§ **WHAT IS NEEDED**
Locate the line that contains "Transcribe this image's". Print it and every subsequent line through the final line of the records, exactly and only those.

§ **MATERIAL**
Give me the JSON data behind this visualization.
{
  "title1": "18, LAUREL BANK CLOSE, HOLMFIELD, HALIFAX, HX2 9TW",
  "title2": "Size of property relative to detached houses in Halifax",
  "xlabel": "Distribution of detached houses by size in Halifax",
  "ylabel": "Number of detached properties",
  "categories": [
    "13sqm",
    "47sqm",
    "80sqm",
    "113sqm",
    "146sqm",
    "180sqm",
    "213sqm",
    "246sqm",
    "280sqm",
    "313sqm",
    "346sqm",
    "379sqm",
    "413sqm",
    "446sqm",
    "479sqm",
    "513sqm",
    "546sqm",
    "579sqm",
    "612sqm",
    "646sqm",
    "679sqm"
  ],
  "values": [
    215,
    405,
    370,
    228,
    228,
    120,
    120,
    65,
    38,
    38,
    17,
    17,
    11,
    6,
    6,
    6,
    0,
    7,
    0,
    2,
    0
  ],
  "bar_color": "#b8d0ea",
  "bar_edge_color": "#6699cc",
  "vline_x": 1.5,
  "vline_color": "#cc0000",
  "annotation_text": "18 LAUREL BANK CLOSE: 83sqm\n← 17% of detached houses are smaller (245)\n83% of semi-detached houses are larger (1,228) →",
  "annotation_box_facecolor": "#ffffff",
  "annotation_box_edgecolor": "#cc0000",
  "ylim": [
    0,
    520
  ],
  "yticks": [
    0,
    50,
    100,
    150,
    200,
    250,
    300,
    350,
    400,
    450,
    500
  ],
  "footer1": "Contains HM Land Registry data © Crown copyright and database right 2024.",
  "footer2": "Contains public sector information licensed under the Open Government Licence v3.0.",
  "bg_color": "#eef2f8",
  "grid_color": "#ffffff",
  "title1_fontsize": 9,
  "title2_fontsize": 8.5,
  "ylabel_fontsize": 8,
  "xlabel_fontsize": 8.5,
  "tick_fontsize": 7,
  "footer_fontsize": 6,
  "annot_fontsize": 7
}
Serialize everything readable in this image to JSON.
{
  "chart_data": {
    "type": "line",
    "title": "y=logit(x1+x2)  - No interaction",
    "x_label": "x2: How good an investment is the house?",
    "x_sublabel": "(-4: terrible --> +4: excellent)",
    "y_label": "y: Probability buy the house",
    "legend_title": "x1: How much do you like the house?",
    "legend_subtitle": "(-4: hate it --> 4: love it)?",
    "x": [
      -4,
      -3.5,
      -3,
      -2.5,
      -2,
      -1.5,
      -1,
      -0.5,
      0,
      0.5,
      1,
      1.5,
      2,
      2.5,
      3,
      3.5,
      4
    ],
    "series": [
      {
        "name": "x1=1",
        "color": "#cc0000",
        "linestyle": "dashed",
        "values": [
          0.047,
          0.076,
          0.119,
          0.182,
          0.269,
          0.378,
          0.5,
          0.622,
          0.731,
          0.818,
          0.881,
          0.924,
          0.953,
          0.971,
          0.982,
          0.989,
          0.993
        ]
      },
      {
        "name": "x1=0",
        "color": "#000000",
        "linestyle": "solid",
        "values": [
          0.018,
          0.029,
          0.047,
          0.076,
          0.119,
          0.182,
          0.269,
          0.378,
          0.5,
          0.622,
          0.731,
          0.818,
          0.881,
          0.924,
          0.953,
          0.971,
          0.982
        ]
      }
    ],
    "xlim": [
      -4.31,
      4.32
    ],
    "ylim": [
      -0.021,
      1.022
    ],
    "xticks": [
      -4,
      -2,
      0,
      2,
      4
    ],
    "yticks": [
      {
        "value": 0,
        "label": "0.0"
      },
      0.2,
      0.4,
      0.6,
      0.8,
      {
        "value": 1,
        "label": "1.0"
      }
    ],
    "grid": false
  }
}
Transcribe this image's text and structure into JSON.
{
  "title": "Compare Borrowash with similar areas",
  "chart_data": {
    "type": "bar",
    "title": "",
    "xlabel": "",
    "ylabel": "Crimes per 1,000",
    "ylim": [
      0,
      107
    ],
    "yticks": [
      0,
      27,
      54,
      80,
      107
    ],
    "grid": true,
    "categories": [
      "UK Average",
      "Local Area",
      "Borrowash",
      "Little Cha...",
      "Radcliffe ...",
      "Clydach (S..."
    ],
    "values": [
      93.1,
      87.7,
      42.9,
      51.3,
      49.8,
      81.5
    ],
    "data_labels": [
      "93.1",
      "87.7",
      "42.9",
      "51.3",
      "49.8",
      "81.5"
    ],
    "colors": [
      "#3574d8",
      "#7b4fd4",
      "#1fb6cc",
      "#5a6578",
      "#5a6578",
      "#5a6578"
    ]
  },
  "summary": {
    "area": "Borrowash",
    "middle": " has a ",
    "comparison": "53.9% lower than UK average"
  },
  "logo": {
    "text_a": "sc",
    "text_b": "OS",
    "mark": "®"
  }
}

§ **FULL RESPONSE**
Transcribe this image's text and structure into JSON.
{
  "title": "Compare Borrowash with similar areas",
  "chart_data": {
    "type": "bar",
    "title": "",
    "xlabel": "",
    "ylabel": "Crimes per 1,000",
    "ylim": [
      0,
      107
    ],
    "yticks": [
      0,
      27,
      54,
      80,
      107
    ],
    "grid": true,
    "categories": [
      "UK Average",
      "Local Area",
      "Borrowash",
      "Little Cha...",
      "Radcliffe ...",
      "Clydach (S..."
    ],
    "values": [
      93.1,
      87.7,
      42.9,
      51.3,
      49.8,
      81.5
    ],
    "data_labels": [
      "93.1",
      "87.7",
      "42.9",
      "51.3",
      "49.8",
      "81.5"
    ],
    "colors": [
      "#3574d8",
      "#7b4fd4",
      "#1fb6cc",
      "#5a6578",
      "#5a6578",
      "#5a6578"
    ]
  },
  "summary": {
    "area": "Borrowash",
    "middle": " has a ",
    "comparison": "53.9% lower than UK average"
  },
  "logo": {
    "text_a": "sc",
    "text_b": "OS",
    "mark": "®"
  }
}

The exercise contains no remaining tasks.